To be done – Write each line word for word, from the line that contains "Transcribe the text in this document." through the last line of the material below.

Entries from a dataset –
** Begin **
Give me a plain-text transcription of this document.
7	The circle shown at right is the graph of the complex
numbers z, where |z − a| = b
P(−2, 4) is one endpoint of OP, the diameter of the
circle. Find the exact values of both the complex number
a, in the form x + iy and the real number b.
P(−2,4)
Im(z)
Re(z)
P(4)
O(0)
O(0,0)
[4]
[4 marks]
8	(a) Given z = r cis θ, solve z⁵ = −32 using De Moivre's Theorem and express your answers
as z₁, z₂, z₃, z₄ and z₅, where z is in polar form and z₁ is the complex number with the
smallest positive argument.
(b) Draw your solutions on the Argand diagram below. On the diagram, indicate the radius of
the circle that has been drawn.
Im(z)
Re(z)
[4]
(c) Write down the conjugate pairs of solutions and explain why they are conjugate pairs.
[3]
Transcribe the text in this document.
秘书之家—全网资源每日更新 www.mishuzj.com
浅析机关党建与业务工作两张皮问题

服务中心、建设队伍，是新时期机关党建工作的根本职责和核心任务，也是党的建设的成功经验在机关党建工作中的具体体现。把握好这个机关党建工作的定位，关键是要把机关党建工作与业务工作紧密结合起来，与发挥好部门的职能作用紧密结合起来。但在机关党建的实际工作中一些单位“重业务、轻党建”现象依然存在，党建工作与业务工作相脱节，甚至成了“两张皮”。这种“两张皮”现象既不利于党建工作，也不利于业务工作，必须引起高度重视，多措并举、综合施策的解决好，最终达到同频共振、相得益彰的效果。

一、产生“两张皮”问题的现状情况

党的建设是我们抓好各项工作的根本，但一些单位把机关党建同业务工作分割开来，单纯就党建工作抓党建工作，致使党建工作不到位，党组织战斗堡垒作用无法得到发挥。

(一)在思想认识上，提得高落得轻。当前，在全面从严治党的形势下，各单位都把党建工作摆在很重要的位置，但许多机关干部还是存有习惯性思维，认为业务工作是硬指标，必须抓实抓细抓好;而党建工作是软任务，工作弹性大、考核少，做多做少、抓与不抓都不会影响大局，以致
** End **
Result below –
Transcribe the text in this document.
秘书之家—全网资源每日更新 www.mishuzj.com
浅析机关党建与业务工作两张皮问题

服务中心、建设队伍，是新时期机关党建工作的根本职责和核心任务，也是党的建设的成功经验在机关党建工作中的具体体现。把握好这个机关党建工作的定位，关键是要把机关党建工作与业务工作紧密结合起来，与发挥好部门的职能作用紧密结合起来。但在机关党建的实际工作中一些单位“重业务、轻党建”现象依然存在，党建工作与业务工作相脱节，甚至成了“两张皮”。这种“两张皮”现象既不利于党建工作，也不利于业务工作，必须引起高度重视，多措并举、综合施策的解决好，最终达到同频共振、相得益彰的效果。

一、产生“两张皮”问题的现状情况

党的建设是我们抓好各项工作的根本，但一些单位把机关党建同业务工作分割开来，单纯就党建工作抓党建工作，致使党建工作不到位，党组织战斗堡垒作用无法得到发挥。

(一)在思想认识上，提得高落得轻。当前，在全面从严治党的形势下，各单位都把党建工作摆在很重要的位置，但许多机关干部还是存有习惯性思维，认为业务工作是硬指标，必须抓实抓细抓好;而党建工作是软任务，工作弹性大、考核少，做多做少、抓与不抓都不会影响大局，以致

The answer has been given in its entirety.